### What is expected
Transcribe each of the records below exactly, excluding all pictures.

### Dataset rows

-*-*-

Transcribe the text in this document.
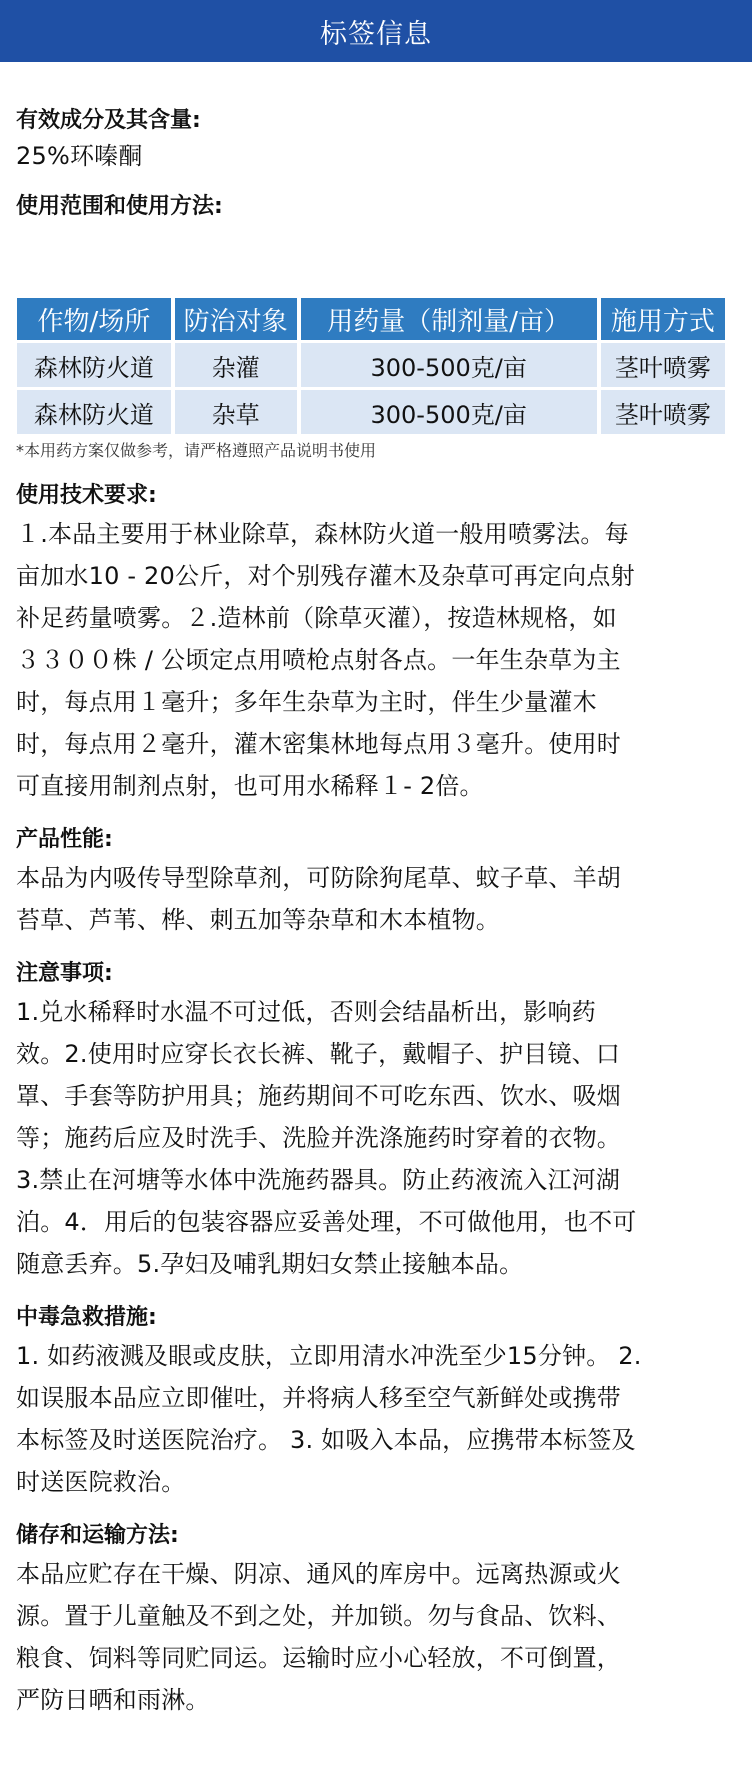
标签信息
有效成分及其含量:
25%环嗪酮
使用范围和使用方法:
作物/场所	防治对象	用药量（制剂量/亩）	施用方式
森林防火道	杂灌	300-500克/亩	茎叶喷雾
森林防火道	杂草	300-500克/亩	茎叶喷雾
*本用药方案仅做参考，请严格遵照产品说明书使用
使用技术要求:
１.本品主要用于林业除草，森林防火道一般用喷雾法。每
亩加水10 - 20公斤，对个别残存灌木及杂草可再定向点射
补足药量喷雾。２.造林前（除草灭灌），按造林规格，如
３３００株 / 公顷定点用喷枪点射各点。一年生杂草为主
时，每点用１毫升；多年生杂草为主时，伴生少量灌木
时，每点用２毫升，灌木密集林地每点用３毫升。使用时
可直接用制剂点射，也可用水稀释１- 2倍。
产品性能:
本品为内吸传导型除草剂，可防除狗尾草、蚊子草、羊胡
苔草、芦苇、桦、刺五加等杂草和木本植物。
注意事项:
1.兑水稀释时水温不可过低，否则会结晶析出，影响药
效。2.使用时应穿长衣长裤、靴子，戴帽子、护目镜、口
罩、手套等防护用具；施药期间不可吃东西、饮水、吸烟
等；施药后应及时洗手、洗脸并洗涤施药时穿着的衣物。
3.禁止在河塘等水体中洗施药器具。防止药液流入江河湖
泊。4．用后的包装容器应妥善处理，不可做他用，也不可
随意丢弃。5.孕妇及哺乳期妇女禁止接触本品。
中毒急救措施:
1. 如药液溅及眼或皮肤，立即用清水冲洗至少15分钟。 2.
如误服本品应立即催吐，并将病人移至空气新鲜处或携带
本标签及时送医院治疗。 3. 如吸入本品，应携带本标签及
时送医院救治。
储存和运输方法:
本品应贮存在干燥、阴凉、通风的库房中。远离热源或火
源。置于儿童触及不到之处，并加锁。勿与食品、饮料、
粮食、饲料等同贮同运。运输时应小心轻放，不可倒置，
严防日晒和雨淋。
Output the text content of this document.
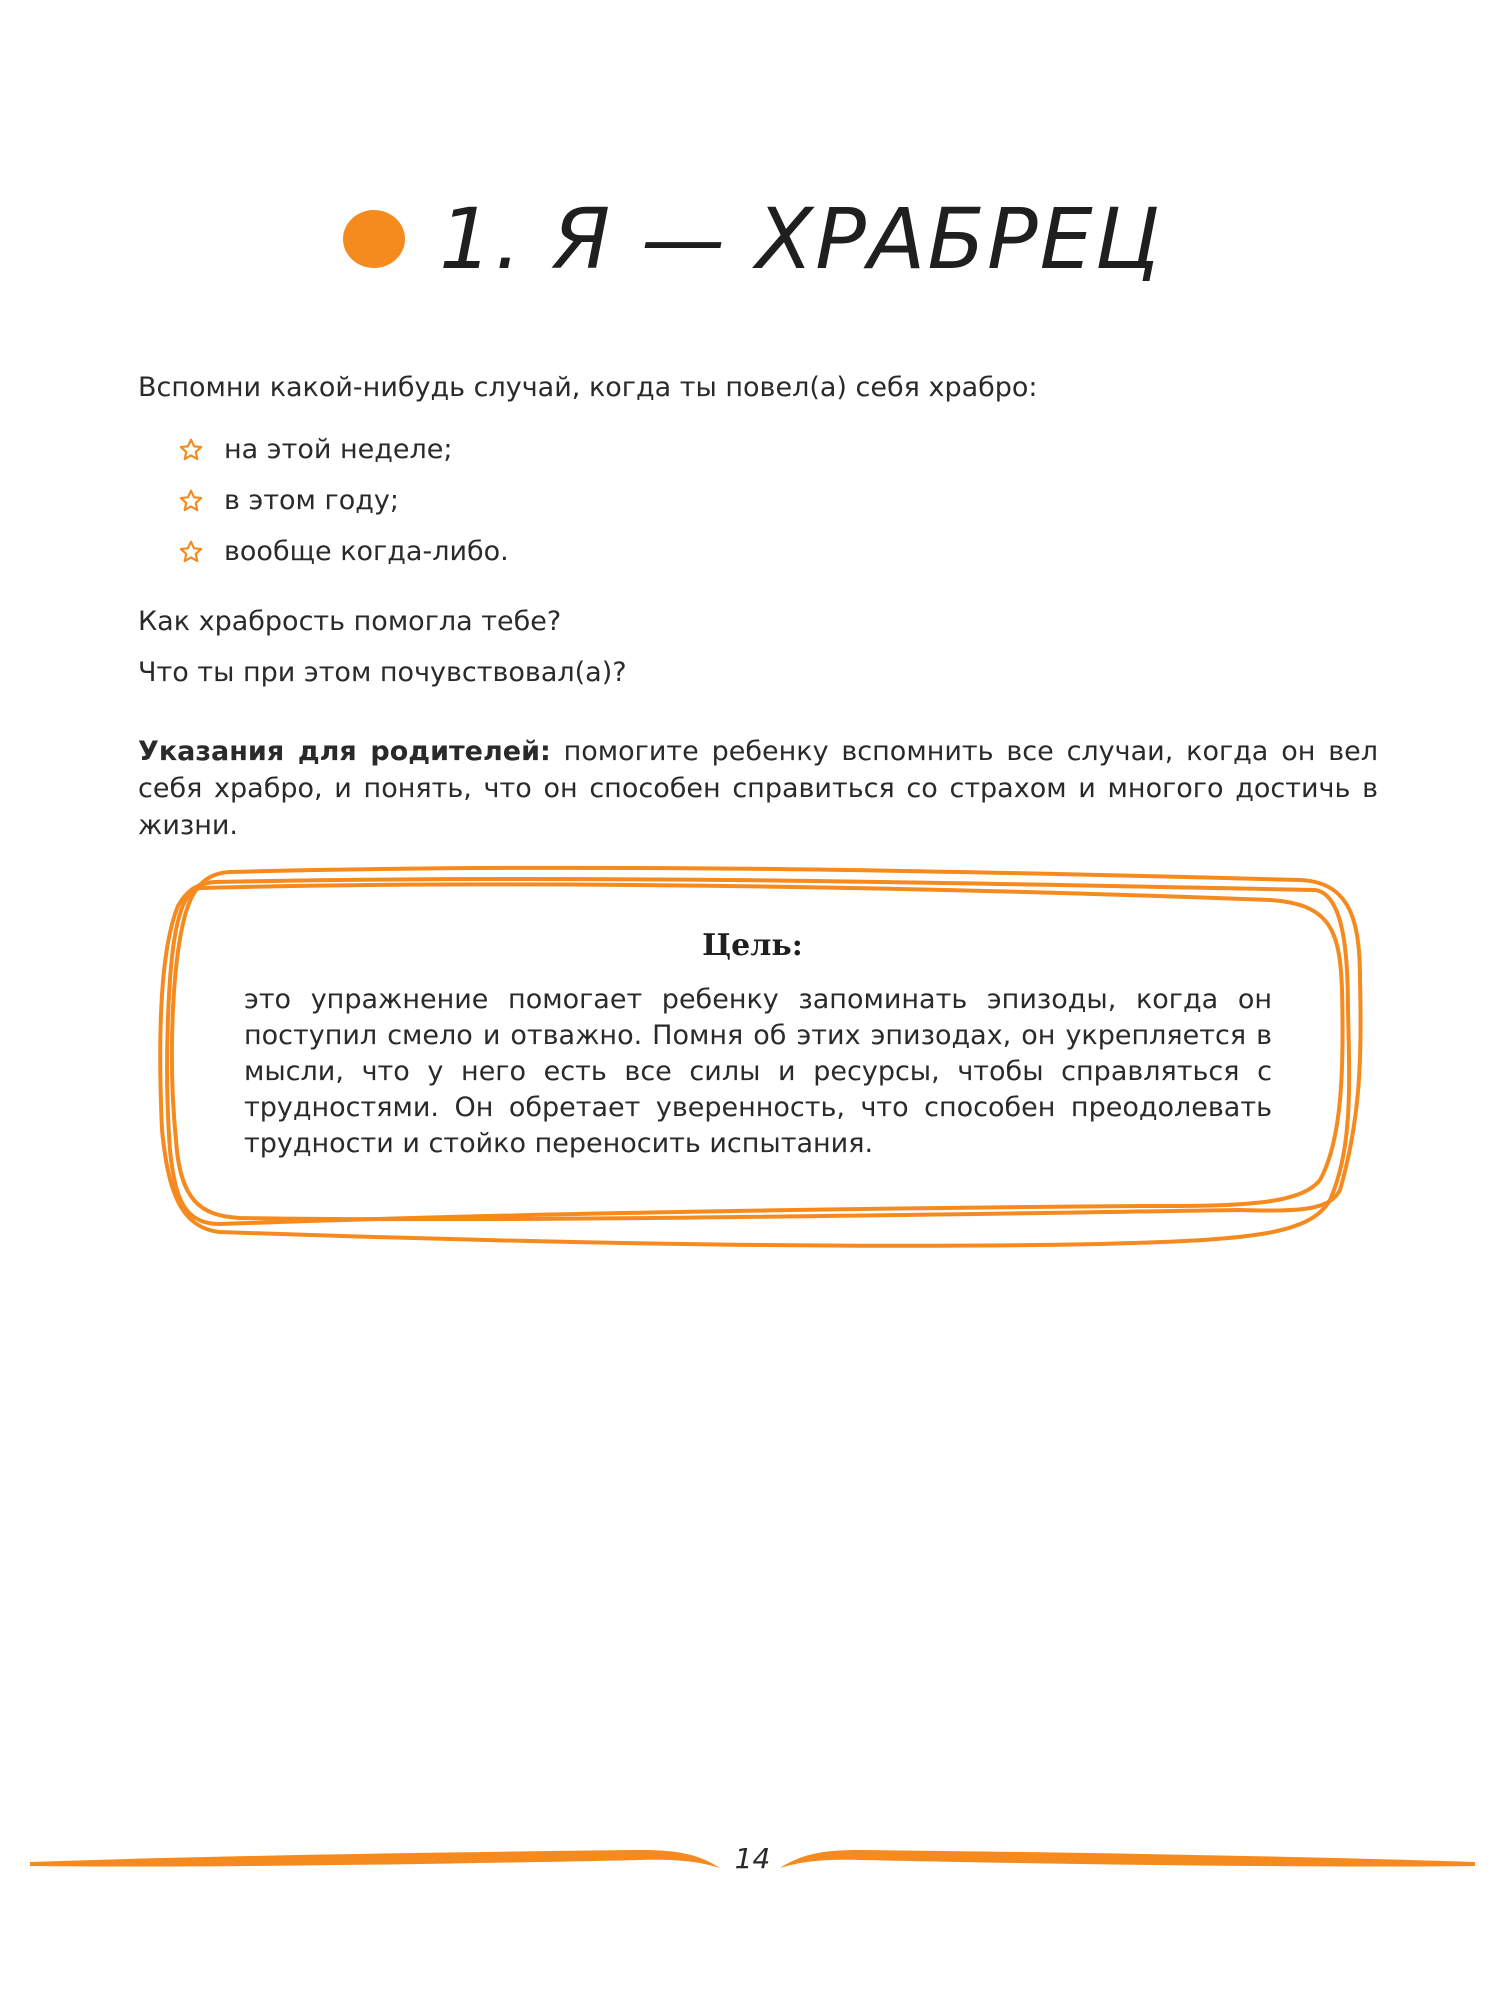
1. Я — ХРАБРЕЦ
Вспомни какой-нибудь случай, когда ты повел(а) себя храбро:
на этой неделе;
в этом году;
вообще когда-либо.
Как храбрость помогла тебе?
Что ты при этом почувствовал(а)?
Указания для родителей: помогите ребенку вспомнить все случаи, когда он вел себя храбро, и понять, что он способен справиться со страхом и многого достичь в жизни.
Цель:
это упражнение помогает ребенку запоминать эпизоды, когда он поступил смело и отважно. Помня об этих эпизодах, он укрепляется в мысли, что у него есть все силы и ресурсы, чтобы справляться с трудностями. Он обретает уверенность, что способен преодолевать трудности и стойко переносить испытания.
14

-*-*-

### Task result
Transcribe the text in this document.
标签信息
有效成分及其含量:
25%环嗪酮
使用范围和使用方法:
作物/场所	防治对象	用药量（制剂量/亩）	施用方式
森林防火道	杂灌	300-500克/亩	茎叶喷雾
森林防火道	杂草	300-500克/亩	茎叶喷雾
*本用药方案仅做参考，请严格遵照产品说明书使用
使用技术要求:
１.本品主要用于林业除草，森林防火道一般用喷雾法。每
亩加水10 - 20公斤，对个别残存灌木及杂草可再定向点射
补足药量喷雾。２.造林前（除草灭灌），按造林规格，如
３３００株 / 公顷定点用喷枪点射各点。一年生杂草为主
时，每点用１毫升；多年生杂草为主时，伴生少量灌木
时，每点用２毫升，灌木密集林地每点用３毫升。使用时
可直接用制剂点射，也可用水稀释１- 2倍。
产品性能:
本品为内吸传导型除草剂，可防除狗尾草、蚊子草、羊胡
苔草、芦苇、桦、刺五加等杂草和木本植物。
注意事项:
1.兑水稀释时水温不可过低，否则会结晶析出，影响药
效。2.使用时应穿长衣长裤、靴子，戴帽子、护目镜、口
罩、手套等防护用具；施药期间不可吃东西、饮水、吸烟
等；施药后应及时洗手、洗脸并洗涤施药时穿着的衣物。
3.禁止在河塘等水体中洗施药器具。防止药液流入江河湖
泊。4．用后的包装容器应妥善处理，不可做他用，也不可
随意丢弃。5.孕妇及哺乳期妇女禁止接触本品。
中毒急救措施:
1. 如药液溅及眼或皮肤，立即用清水冲洗至少15分钟。 2.
如误服本品应立即催吐，并将病人移至空气新鲜处或携带
本标签及时送医院治疗。 3. 如吸入本品，应携带本标签及
时送医院救治。
储存和运输方法:
本品应贮存在干燥、阴凉、通风的库房中。远离热源或火
源。置于儿童触及不到之处，并加锁。勿与食品、饮料、
粮食、饲料等同贮同运。运输时应小心轻放，不可倒置，
严防日晒和雨淋。
Output the text content of this document.
1. Я — ХРАБРЕЦ
Вспомни какой-нибудь случай, когда ты повел(а) себя храбро:
на этой неделе;
в этом году;
вообще когда-либо.
Как храбрость помогла тебе?
Что ты при этом почувствовал(а)?
Указания для родителей: помогите ребенку вспомнить все случаи, когда он вел себя храбро, и понять, что он способен справиться со страхом и многого достичь в жизни.
Цель:
это упражнение помогает ребенку запоминать эпизоды, когда он поступил смело и отважно. Помня об этих эпизодах, он укрепляется в мысли, что у него есть все силы и ресурсы, чтобы справляться с трудностями. Он обретает уверенность, что способен преодолевать трудности и стойко переносить испытания.
14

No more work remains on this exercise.